- **Problem requirements**
Filter the records below down to lines containing "ylabel".

--- begin Supplied information ---

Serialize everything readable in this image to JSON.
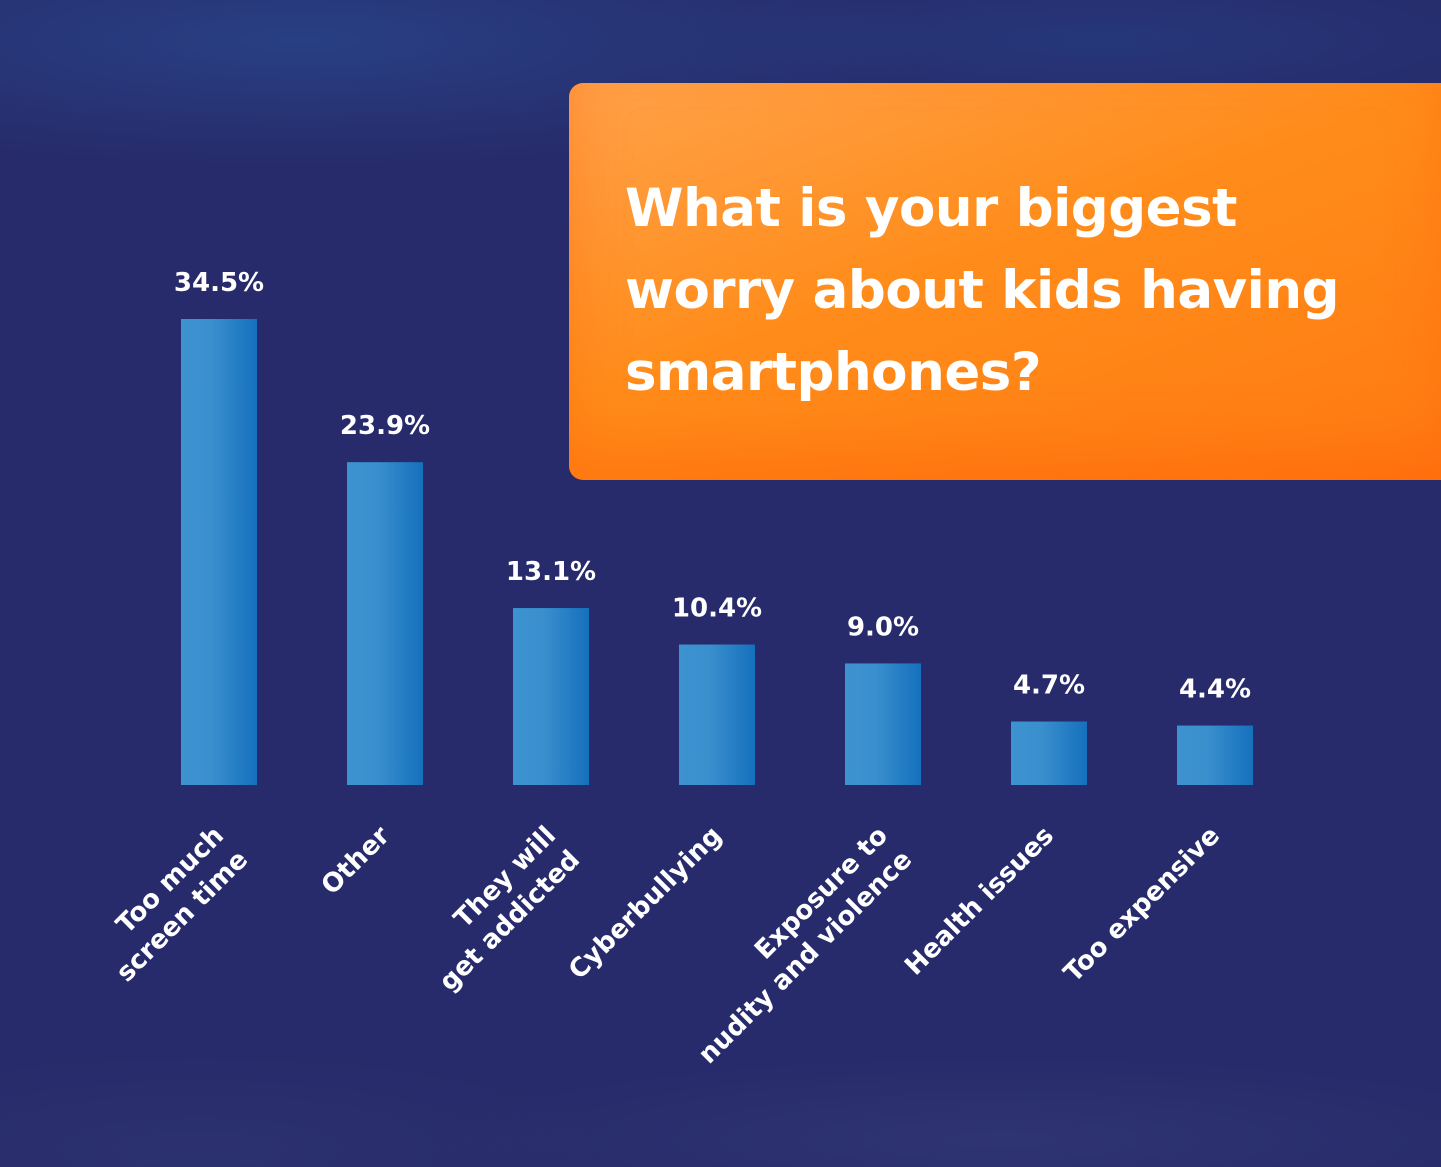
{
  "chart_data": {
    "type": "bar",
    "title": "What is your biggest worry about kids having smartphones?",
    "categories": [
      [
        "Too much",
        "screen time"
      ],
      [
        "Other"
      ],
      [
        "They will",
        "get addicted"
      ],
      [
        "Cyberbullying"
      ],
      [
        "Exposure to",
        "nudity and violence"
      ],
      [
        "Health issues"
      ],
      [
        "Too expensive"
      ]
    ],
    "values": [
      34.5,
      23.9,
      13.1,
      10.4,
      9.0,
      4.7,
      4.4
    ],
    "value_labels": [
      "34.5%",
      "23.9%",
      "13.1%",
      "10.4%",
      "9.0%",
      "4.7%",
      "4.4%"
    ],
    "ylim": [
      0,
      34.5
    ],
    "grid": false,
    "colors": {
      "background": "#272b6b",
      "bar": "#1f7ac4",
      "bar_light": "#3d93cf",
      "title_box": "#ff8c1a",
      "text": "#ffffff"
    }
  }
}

--- end Supplied information ---
--- begin Supplied information ---

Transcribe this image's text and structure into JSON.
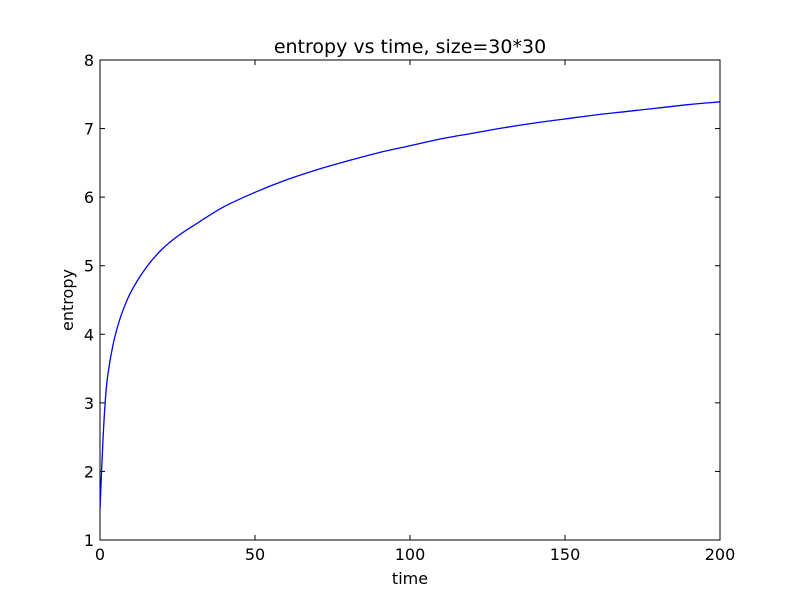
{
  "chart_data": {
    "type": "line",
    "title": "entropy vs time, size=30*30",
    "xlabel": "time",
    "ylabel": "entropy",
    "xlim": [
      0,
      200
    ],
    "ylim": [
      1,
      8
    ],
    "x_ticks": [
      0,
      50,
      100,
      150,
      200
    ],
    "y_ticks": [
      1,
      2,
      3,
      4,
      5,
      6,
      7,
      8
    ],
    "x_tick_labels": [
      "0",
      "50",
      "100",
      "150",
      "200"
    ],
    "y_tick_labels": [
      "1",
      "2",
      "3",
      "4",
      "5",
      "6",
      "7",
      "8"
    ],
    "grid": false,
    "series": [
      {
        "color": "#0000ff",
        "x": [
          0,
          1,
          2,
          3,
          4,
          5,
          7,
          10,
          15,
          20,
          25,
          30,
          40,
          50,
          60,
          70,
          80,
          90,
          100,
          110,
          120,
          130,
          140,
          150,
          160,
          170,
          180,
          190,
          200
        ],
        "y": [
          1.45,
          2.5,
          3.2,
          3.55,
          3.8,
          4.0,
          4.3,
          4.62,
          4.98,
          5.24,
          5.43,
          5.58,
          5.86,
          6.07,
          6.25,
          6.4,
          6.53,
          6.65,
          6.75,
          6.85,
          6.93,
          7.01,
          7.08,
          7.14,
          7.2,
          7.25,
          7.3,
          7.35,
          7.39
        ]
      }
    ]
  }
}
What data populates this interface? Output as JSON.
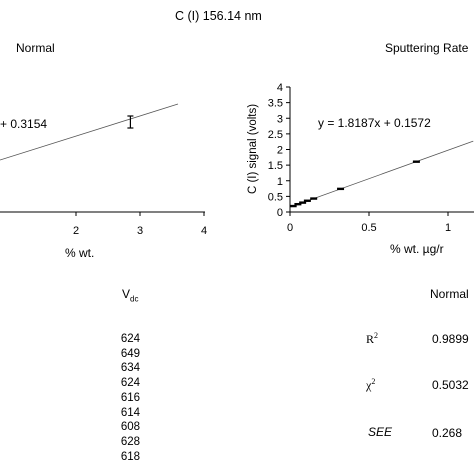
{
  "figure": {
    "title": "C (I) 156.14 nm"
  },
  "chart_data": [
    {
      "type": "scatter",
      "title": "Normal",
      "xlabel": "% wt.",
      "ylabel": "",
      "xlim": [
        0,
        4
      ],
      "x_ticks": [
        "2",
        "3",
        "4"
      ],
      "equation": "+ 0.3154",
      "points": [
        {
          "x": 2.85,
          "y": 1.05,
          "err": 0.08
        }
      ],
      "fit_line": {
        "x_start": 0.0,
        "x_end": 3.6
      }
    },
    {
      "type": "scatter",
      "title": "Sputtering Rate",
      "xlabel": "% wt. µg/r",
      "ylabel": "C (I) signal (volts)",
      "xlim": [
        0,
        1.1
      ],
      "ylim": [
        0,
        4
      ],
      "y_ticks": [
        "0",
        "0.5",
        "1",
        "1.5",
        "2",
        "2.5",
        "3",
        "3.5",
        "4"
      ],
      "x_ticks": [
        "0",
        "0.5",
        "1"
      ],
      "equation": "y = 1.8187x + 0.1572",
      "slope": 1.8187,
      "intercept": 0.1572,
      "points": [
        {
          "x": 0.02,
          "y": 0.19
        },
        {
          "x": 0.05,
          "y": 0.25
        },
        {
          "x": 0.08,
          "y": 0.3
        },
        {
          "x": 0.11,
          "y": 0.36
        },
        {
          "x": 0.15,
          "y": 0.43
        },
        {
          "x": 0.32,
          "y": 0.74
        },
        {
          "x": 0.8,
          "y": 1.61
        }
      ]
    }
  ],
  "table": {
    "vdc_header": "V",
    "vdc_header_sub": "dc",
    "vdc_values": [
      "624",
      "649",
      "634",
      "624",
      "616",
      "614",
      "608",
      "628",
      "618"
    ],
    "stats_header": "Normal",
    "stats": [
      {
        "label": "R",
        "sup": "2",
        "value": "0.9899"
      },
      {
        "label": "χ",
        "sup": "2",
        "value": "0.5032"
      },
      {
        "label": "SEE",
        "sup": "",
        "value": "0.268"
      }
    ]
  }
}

--- end Supplied information ---
--- begin Supplied information ---

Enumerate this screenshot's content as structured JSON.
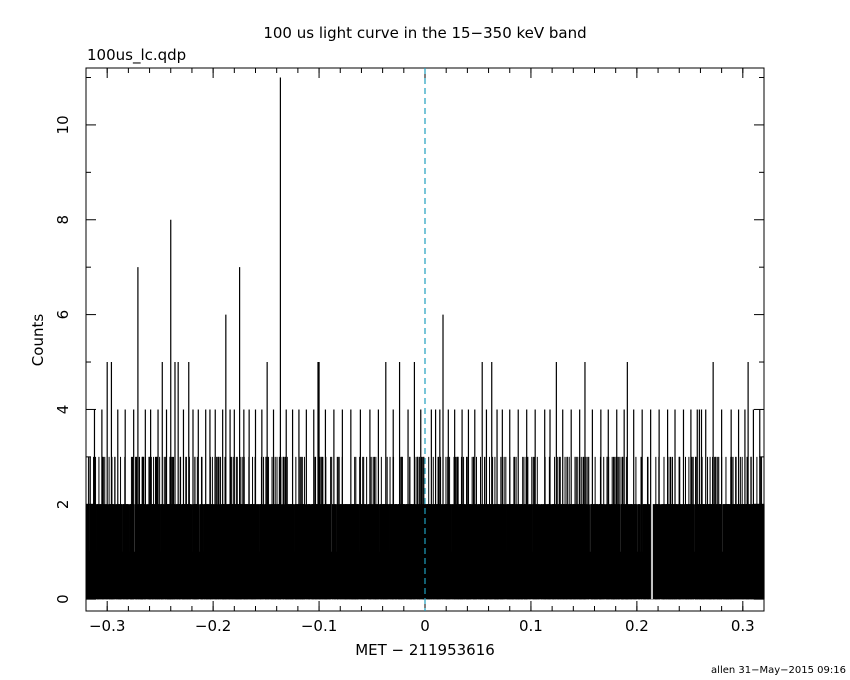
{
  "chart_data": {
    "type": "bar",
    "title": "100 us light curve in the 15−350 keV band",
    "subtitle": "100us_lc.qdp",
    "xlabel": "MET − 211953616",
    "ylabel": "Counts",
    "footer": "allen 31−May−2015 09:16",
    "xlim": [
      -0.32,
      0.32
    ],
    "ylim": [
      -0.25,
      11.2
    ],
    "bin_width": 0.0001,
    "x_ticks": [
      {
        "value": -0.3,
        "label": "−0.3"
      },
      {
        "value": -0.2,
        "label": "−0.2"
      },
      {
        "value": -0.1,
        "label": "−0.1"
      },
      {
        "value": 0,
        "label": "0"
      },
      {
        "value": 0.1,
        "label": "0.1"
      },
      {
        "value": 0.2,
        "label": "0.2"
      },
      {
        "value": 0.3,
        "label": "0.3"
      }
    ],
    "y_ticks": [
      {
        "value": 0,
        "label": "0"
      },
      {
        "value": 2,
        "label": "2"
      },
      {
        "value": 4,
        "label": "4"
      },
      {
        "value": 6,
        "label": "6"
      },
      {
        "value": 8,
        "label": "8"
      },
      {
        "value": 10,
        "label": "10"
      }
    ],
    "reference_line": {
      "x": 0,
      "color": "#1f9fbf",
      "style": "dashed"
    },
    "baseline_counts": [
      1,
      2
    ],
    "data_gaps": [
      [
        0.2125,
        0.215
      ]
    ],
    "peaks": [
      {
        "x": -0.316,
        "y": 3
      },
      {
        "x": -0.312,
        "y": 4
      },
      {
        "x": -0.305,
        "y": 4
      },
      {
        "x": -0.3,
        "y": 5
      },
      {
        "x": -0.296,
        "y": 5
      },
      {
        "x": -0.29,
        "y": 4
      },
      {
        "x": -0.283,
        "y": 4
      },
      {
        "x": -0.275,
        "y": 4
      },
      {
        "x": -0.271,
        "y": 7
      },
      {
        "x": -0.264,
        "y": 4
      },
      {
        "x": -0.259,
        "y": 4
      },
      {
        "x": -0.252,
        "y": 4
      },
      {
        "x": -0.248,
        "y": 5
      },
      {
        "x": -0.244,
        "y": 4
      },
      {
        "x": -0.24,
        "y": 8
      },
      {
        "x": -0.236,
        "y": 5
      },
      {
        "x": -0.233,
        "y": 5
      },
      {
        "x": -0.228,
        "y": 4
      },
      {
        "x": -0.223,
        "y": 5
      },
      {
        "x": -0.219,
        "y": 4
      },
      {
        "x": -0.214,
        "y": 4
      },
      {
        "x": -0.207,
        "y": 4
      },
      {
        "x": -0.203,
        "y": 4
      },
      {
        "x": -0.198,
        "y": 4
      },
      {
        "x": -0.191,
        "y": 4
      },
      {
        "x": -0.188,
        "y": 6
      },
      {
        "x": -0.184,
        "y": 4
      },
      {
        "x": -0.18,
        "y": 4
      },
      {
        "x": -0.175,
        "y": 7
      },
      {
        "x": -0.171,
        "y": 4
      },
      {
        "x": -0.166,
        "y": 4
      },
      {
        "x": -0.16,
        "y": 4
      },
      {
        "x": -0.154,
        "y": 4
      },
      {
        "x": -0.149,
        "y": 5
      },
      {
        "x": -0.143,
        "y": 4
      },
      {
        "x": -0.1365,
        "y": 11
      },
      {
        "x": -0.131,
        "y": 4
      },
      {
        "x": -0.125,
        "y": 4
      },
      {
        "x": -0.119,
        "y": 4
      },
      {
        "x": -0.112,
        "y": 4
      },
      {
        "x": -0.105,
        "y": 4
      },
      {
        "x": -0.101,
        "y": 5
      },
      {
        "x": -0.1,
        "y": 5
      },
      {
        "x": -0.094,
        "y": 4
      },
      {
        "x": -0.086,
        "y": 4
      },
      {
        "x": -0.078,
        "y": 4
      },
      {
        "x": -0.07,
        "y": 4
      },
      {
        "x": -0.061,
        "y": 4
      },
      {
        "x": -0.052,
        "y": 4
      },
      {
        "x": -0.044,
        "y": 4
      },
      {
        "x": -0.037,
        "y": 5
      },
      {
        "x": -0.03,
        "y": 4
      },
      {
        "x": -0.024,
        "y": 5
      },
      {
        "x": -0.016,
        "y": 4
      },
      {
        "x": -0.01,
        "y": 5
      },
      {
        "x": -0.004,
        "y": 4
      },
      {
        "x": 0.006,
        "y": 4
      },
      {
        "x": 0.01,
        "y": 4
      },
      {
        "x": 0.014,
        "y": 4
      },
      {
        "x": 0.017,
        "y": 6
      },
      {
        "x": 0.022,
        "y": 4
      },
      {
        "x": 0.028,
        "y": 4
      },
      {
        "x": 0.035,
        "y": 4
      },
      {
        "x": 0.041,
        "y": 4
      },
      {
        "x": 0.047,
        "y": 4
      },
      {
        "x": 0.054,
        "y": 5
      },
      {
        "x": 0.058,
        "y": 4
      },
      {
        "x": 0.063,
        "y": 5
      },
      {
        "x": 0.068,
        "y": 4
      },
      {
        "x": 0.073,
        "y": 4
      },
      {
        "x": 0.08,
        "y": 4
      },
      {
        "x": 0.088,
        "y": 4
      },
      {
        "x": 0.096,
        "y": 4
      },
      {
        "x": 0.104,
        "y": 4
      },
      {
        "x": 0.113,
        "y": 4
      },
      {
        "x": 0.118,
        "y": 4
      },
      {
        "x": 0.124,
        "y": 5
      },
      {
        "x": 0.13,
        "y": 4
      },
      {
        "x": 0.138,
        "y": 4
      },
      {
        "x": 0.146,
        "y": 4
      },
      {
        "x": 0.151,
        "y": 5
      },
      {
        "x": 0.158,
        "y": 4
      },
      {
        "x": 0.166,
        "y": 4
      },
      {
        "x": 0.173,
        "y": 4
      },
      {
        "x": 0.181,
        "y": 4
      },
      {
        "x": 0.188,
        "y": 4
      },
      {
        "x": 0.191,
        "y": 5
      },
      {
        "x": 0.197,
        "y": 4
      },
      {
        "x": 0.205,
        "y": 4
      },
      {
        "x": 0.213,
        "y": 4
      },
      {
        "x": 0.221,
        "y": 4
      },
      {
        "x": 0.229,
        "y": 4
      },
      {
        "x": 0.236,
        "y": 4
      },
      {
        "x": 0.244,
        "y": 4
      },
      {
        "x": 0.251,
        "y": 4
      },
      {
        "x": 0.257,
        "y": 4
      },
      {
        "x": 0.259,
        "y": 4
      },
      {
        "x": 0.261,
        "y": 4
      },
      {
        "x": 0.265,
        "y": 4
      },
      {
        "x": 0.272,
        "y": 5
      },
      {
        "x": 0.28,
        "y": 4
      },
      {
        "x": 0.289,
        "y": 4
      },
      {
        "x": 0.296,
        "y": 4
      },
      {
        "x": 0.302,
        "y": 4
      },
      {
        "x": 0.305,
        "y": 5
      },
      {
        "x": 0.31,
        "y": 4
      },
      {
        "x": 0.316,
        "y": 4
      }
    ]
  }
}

--- end Supplied information ---

- **Response**
    "ylabel": "entropy",
      "ylabel": "",
      "ylabel": "C (I) signal (volts)",
    "ylabel": "Counts",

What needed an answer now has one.